Of the lines in the entries, how many hold the word "intervention"? Give that number alone.

→ DATA ROWS:
--------------------------------

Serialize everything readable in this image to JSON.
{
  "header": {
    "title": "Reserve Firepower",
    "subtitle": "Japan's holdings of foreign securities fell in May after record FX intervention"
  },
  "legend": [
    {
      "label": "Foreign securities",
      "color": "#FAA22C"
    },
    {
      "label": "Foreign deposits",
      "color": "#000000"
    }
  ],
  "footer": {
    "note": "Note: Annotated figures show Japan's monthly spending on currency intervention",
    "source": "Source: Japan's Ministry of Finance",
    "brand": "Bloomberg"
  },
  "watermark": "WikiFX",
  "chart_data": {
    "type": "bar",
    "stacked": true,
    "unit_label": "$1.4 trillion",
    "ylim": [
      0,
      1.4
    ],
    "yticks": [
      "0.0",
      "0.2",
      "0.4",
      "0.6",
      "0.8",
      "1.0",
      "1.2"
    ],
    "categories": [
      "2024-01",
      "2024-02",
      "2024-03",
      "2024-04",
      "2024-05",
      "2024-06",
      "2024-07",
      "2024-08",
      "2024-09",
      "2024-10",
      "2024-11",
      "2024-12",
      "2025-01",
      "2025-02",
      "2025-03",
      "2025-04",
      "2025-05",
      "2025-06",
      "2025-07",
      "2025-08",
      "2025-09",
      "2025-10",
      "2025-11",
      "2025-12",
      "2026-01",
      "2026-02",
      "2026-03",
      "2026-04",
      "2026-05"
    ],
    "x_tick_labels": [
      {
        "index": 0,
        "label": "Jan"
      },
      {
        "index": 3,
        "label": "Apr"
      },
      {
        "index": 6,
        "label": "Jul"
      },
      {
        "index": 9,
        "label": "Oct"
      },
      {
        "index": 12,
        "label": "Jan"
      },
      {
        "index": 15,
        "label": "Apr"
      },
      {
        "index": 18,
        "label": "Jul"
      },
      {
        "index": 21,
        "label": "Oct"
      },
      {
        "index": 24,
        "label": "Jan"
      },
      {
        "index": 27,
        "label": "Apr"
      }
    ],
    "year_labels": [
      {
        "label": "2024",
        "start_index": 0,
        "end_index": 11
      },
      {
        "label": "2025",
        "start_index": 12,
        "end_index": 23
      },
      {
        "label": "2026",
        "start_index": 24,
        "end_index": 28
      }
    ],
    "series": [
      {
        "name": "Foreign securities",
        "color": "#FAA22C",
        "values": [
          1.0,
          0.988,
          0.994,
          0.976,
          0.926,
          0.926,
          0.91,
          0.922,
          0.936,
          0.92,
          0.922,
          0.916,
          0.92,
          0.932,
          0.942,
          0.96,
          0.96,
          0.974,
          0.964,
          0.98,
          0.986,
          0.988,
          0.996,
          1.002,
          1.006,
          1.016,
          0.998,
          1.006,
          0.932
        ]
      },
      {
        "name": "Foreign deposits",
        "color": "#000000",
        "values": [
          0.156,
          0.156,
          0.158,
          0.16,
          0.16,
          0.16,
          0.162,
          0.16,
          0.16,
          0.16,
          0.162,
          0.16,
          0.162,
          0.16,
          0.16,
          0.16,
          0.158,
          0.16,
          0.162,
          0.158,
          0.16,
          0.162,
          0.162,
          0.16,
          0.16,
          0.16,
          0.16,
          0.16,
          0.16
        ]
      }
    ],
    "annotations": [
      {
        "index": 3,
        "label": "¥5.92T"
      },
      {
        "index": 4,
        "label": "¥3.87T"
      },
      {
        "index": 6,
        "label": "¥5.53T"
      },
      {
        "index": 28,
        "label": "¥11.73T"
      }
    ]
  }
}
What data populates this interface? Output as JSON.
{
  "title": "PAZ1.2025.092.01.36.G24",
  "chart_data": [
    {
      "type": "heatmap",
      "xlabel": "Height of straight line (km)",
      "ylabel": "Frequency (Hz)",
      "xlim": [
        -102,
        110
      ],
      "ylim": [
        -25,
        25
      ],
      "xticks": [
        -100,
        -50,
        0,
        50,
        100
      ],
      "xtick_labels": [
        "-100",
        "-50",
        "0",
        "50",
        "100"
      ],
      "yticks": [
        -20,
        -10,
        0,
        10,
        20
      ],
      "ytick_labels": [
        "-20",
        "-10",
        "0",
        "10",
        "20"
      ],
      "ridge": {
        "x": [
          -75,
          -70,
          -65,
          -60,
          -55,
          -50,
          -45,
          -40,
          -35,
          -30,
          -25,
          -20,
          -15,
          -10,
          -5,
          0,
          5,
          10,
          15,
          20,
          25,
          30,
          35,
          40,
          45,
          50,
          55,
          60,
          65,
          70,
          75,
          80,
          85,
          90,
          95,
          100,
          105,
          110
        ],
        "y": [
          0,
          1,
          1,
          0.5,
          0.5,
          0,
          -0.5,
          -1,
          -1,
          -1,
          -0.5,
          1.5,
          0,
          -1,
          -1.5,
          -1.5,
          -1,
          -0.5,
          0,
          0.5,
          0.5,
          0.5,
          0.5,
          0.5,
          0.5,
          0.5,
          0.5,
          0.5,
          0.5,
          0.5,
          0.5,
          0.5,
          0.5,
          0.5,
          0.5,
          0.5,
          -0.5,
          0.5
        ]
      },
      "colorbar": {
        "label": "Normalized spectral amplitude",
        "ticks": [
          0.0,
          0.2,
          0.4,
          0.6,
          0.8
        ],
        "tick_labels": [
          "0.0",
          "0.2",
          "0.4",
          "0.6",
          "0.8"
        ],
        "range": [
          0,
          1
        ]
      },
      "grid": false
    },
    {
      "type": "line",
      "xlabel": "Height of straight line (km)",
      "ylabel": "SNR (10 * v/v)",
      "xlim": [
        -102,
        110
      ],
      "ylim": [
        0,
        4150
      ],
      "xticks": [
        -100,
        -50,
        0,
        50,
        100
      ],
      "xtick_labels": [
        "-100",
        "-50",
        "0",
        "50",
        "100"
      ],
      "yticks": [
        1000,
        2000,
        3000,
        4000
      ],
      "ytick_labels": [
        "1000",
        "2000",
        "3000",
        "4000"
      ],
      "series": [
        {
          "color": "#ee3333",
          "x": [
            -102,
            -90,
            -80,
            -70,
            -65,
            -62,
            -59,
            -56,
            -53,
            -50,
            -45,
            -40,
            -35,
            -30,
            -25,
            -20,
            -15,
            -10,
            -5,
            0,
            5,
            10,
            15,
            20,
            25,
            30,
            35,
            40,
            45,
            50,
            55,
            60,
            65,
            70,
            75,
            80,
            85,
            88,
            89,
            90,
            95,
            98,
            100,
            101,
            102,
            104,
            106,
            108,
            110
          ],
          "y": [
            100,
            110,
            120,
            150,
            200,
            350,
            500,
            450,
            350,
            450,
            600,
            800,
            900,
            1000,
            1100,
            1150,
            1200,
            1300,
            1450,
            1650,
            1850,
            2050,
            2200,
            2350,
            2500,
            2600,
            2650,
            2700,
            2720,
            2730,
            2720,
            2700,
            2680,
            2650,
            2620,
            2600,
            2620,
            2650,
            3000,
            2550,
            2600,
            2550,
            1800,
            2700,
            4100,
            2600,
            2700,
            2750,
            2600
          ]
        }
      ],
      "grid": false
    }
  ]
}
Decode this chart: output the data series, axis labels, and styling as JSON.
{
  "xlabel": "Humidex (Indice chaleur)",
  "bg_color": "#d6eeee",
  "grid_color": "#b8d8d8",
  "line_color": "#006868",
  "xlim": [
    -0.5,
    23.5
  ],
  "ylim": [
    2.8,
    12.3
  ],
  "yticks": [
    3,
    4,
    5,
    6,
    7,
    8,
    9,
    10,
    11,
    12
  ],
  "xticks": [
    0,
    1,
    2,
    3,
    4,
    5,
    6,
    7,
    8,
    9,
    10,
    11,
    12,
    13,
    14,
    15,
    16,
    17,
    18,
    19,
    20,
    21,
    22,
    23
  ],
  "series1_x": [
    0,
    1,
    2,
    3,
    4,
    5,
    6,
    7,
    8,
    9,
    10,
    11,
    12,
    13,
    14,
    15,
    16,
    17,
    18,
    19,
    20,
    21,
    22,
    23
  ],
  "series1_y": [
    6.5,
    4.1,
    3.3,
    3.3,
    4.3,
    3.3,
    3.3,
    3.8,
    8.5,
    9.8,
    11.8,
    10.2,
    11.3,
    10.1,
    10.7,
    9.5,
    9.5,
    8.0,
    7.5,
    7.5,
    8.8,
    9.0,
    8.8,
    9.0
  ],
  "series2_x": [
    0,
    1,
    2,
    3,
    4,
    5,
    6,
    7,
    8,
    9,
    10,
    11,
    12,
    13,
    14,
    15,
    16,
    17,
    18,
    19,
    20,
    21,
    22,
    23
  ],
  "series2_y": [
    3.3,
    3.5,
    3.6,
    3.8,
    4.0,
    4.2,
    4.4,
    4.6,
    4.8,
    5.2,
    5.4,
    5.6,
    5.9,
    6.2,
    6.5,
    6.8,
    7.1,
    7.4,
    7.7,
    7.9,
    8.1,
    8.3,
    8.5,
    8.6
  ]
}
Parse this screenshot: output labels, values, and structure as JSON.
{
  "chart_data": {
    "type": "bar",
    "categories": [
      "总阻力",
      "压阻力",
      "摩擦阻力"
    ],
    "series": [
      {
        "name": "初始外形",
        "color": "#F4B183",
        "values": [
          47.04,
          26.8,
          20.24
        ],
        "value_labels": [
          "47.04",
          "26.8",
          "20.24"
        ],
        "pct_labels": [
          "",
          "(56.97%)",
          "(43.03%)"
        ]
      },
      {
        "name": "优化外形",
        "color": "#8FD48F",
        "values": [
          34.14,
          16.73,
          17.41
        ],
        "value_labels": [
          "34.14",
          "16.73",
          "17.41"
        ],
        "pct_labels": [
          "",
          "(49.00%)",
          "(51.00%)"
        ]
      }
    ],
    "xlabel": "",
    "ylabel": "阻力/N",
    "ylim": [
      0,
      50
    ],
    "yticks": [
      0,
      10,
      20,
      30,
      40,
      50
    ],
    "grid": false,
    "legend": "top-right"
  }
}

--------------------------------

→ ANSWER TO THIS TASK:
2